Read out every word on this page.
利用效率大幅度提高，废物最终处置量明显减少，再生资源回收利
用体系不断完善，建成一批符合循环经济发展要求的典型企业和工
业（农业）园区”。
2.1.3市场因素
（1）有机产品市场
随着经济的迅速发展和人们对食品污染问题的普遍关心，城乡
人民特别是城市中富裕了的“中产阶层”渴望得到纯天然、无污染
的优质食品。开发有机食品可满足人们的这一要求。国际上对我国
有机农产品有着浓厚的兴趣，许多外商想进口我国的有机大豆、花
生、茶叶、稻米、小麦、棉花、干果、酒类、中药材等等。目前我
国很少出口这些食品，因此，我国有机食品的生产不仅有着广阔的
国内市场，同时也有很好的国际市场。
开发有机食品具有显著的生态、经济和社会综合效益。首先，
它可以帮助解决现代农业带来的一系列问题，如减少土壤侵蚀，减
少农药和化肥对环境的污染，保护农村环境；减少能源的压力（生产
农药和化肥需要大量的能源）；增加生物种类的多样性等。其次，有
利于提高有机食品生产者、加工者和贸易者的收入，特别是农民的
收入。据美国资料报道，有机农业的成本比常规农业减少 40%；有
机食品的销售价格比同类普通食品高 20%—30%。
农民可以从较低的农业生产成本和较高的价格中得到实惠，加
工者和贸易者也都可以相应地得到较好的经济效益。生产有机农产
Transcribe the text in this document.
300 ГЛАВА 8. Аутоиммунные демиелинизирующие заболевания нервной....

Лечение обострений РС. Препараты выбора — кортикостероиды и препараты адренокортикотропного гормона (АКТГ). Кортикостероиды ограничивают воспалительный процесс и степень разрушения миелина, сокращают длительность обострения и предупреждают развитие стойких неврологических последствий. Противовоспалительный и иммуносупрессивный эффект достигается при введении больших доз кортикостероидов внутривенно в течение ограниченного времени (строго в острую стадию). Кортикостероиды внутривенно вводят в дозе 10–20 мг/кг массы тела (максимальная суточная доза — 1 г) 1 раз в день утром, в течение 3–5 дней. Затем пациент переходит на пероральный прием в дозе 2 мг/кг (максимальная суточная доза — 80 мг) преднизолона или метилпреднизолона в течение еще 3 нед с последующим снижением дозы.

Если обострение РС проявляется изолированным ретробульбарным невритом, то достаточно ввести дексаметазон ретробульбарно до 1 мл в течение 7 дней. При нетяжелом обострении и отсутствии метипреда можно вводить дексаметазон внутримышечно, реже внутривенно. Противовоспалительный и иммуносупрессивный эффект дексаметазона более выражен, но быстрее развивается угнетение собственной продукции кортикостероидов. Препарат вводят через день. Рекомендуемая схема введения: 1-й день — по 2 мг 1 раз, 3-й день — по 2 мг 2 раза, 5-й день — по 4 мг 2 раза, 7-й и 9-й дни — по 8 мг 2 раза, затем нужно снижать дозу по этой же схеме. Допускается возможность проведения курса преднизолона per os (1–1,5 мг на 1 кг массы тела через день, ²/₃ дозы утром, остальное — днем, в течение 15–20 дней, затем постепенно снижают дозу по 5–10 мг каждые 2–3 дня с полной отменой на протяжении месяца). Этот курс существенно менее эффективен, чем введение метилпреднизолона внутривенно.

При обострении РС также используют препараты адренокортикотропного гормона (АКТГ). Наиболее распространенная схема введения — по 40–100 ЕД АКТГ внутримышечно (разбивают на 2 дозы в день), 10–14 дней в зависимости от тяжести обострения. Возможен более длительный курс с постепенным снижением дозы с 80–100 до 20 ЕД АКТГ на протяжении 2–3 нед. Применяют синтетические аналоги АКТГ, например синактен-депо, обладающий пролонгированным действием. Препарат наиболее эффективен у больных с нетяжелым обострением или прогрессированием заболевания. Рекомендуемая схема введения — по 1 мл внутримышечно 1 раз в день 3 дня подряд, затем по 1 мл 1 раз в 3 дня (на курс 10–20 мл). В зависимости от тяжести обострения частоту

• [Task instructions]:
Copy every line of the listing that contains the word "this".

• [Task solution]:
Read out every word on this page.
Transcribe the text in this document.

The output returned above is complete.